## WRITTEN TASK 1
In the entries, start at the line containing "Where is each" and end after the line containing "candle-body — [345, 286, 354, 308]". Rewrite those lines with every "candle-body" changed to "bar-body", keep everything else the same, and omit the pictures.

---- READING PASSAGE

Redis source code reading: dictionary dict implementation

Posted by robpoe on Sun, 12 May 2019 10:49:44 +0200

Redis source code reading: dictionary dict implementation

Code version: Branch 5.0
Github address: Poke me

Main Data Structures of Dictionaries

Overall, Redis's dictionary uses hash tables as the underlying implementation. A dictionary contains multiple hash table nodes, in which key-value pairs are stored. Specific structure, from bottom to top, is defined as follows

typedef struct dictEntry {
    void *key;
    union {
        void *val;
        uint64_t u64;
        int64_t s64;
        double d;
    } v;
    struct dictEntry *next;
} dictEntry;

typedef struct dictType {
    uint64_t (*hashFunction)(const void *key);
    void *(*keyDup)(void *privdata, const void *key);
    void *(*valDup)(void *privdata, const void *obj);
    int (*keyCompare)(void *privdata, const void *key1, const void *key2);
    void (*keyDestructor)(void *privdata, void *key);
    void (*valDestructor)(void *privdata, void *obj);
} dictType;

/* This is our hash table structure. Every dictionary has two of this as we
 * implement incremental rehashing, for the old to the new table. */
typedef struct dictht {
    dictEntry **table;
    unsigned long size;
    unsigned long sizemask;
    unsigned long used;
} dictht;

typedef struct dict {
    dictType *type;
    void *privdata;
    dictht ht[2];
    long rehashidx; /* rehashing not in progress if rehashidx == -1 */
    unsigned long iterators; /* number of iterators currently running */
} dict;

typedef struct dictIterator {
    dict *d;
    long index;
    int table, safe;
    dictEntry *entry, *nextEntry;
    /* unsafe iterator fingerprint for misuse detection. */
    long long fingerprint;
} dictIterator;
  • dictEntry actually defines a data structure for storing key-value pairs. It contains a void pointer that can be converted to any type of pointer for storing key values. The v attribute can be a pointer, a 64-bit integer or a double-precision floating-point number. next pointer points to another hash table node. When the key value conflicts, the nodes with the same key value can form a linked list.

--------
---- INPUT MATERIAL

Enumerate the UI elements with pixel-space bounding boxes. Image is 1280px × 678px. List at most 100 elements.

--------
---- INPUT MATERIAL

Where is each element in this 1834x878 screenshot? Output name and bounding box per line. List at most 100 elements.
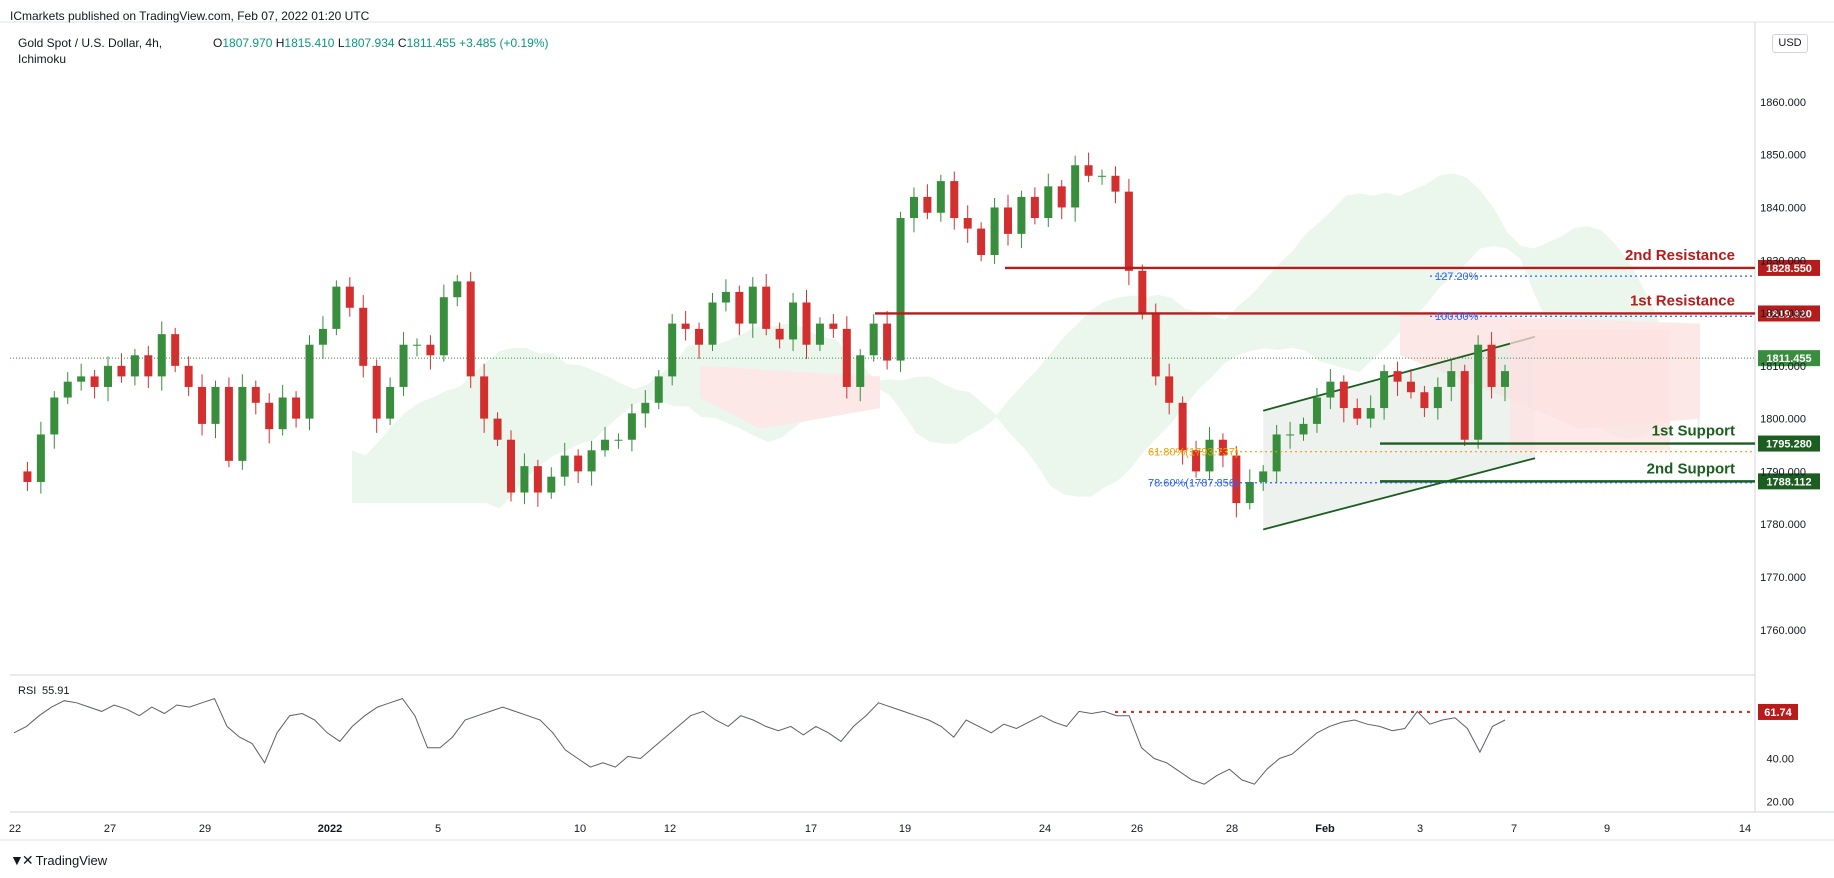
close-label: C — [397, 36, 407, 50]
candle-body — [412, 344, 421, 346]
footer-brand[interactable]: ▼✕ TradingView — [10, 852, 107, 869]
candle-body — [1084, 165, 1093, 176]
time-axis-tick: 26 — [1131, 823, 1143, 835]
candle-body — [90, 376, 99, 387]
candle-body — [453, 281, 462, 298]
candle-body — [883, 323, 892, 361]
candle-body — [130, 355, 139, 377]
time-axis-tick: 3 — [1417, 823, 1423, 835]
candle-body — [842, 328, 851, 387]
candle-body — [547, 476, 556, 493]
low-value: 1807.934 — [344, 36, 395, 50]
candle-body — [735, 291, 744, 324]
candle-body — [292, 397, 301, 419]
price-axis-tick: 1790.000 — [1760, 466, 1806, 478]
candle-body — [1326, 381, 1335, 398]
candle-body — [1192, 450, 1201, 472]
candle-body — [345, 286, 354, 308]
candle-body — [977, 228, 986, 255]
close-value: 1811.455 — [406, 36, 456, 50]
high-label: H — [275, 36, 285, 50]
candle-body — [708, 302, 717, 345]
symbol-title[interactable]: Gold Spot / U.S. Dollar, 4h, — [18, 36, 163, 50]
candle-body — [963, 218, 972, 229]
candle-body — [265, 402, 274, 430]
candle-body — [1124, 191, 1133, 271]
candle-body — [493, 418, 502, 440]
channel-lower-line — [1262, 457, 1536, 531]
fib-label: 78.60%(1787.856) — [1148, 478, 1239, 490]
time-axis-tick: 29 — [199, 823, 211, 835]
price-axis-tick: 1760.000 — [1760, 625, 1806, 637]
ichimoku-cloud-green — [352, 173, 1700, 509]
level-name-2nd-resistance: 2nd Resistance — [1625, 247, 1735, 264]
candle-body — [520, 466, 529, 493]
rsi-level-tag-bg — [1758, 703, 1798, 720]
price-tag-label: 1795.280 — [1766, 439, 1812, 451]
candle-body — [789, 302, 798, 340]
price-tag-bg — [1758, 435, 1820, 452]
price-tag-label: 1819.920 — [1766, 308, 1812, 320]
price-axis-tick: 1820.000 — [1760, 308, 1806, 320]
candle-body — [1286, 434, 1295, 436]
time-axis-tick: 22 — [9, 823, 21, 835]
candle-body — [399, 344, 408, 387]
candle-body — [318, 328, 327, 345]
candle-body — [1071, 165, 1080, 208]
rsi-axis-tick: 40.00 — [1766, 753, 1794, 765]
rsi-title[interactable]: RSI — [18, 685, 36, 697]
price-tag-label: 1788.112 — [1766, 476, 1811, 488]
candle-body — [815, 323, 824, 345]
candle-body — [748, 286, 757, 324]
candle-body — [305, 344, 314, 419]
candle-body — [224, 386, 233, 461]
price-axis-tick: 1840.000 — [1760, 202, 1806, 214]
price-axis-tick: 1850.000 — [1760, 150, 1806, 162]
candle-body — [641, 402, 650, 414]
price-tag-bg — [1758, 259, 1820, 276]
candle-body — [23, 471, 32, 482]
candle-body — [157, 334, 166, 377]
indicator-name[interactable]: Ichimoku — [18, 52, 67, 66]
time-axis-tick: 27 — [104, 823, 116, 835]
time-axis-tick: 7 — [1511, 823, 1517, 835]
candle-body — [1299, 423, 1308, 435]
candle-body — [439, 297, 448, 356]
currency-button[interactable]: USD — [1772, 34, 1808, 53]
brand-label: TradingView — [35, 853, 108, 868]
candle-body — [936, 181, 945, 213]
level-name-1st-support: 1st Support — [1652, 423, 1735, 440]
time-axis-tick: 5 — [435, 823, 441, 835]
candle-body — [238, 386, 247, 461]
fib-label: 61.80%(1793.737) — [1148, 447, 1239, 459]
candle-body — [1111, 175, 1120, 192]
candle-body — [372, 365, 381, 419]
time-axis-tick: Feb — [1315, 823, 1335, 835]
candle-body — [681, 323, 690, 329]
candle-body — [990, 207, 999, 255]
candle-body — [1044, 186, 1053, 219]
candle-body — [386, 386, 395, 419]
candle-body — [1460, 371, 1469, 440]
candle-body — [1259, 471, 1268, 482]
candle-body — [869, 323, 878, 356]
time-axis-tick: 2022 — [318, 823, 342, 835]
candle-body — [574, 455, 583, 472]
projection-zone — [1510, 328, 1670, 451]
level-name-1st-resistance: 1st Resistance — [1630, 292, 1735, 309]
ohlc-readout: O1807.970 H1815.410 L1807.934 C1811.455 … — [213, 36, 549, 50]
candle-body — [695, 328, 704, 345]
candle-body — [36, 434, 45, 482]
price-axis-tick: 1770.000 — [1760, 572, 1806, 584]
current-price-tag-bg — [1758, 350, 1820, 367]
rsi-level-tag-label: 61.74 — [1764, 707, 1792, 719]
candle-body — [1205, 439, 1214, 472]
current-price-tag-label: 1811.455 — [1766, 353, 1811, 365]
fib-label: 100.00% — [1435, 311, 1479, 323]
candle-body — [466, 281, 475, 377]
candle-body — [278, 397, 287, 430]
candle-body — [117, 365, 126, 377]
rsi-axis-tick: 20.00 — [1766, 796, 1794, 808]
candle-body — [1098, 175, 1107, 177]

--------

## WRITTEN TASK 2
Copy out the entire Redis dictionary article word for word.

## WRITTEN ANSWER 1
Where is each element in this 1834x878 screenshot? Output name and bounding box per line. List at most 100 elements.
close-label: C — [397, 36, 407, 50]
bar-body — [412, 344, 421, 346]
footer-brand[interactable]: ▼✕ TradingView — [10, 852, 107, 869]
bar-body — [1084, 165, 1093, 176]
time-axis-tick: 26 — [1131, 823, 1143, 835]
bar-body — [90, 376, 99, 387]
bar-body — [453, 281, 462, 298]
bar-body — [883, 323, 892, 361]
bar-body — [130, 355, 139, 377]
time-axis-tick: 3 — [1417, 823, 1423, 835]
bar-body — [842, 328, 851, 387]
bar-body — [547, 476, 556, 493]
low-value: 1807.934 — [344, 36, 395, 50]
bar-body — [735, 291, 744, 324]
bar-body — [292, 397, 301, 419]
price-axis-tick: 1790.000 — [1760, 466, 1806, 478]
bar-body — [1326, 381, 1335, 398]
bar-body — [1192, 450, 1201, 472]
bar-body — [345, 286, 354, 308]

## WRITTEN ANSWER 2
Redis source code reading: dictionary dict implementation

Posted by robpoe on Sun, 12 May 2019 10:49:44 +0200

Redis source code reading: dictionary dict implementation

Code version: Branch 5.0
Github address: Poke me

Main Data Structures of Dictionaries

Overall, Redis's dictionary uses hash tables as the underlying implementation. A dictionary contains multiple hash table nodes, in which key-value pairs are stored. Specific structure, from bottom to top, is defined as follows

typedef struct dictEntry {
    void *key;
    union {
        void *val;
        uint64_t u64;
        int64_t s64;
        double d;
    } v;
    struct dictEntry *next;
} dictEntry;

typedef struct dictType {
    uint64_t (*hashFunction)(const void *key);
    void *(*keyDup)(void *privdata, const void *key);
    void *(*valDup)(void *privdata, const void *obj);
    int (*keyCompare)(void *privdata, const void *key1, const void *key2);
    void (*keyDestructor)(void *privdata, void *key);
    void (*valDestructor)(void *privdata, void *obj);
} dictType;

/* This is our hash table structure. Every dictionary has two of this as we
 * implement incremental rehashing, for the old to the new table. */
typedef struct dictht {
    dictEntry **table;
    unsigned long size;
    unsigned long sizemask;
    unsigned long used;
} dictht;

typedef struct dict {
    dictType *type;
    void *privdata;
    dictht ht[2];
    long rehashidx; /* rehashing not in progress if rehashidx == -1 */
    unsigned long iterators; /* number of iterators currently running */
} dict;

typedef struct dictIterator {
    dict *d;
    long index;
    int table, safe;
    dictEntry *entry, *nextEntry;
    /* unsafe iterator fingerprint for misuse detection. */
    long long fingerprint;
} dictIterator;
  • dictEntry actually defines a data structure for storing key-value pairs. It contains a void pointer that can be converted to any type of pointer for storing key values. The v attribute can be a pointer, a 64-bit integer or a double-precision floating-point number. next pointer points to another hash table node. When the key value conflicts, the nodes with the same key value can form a linked list.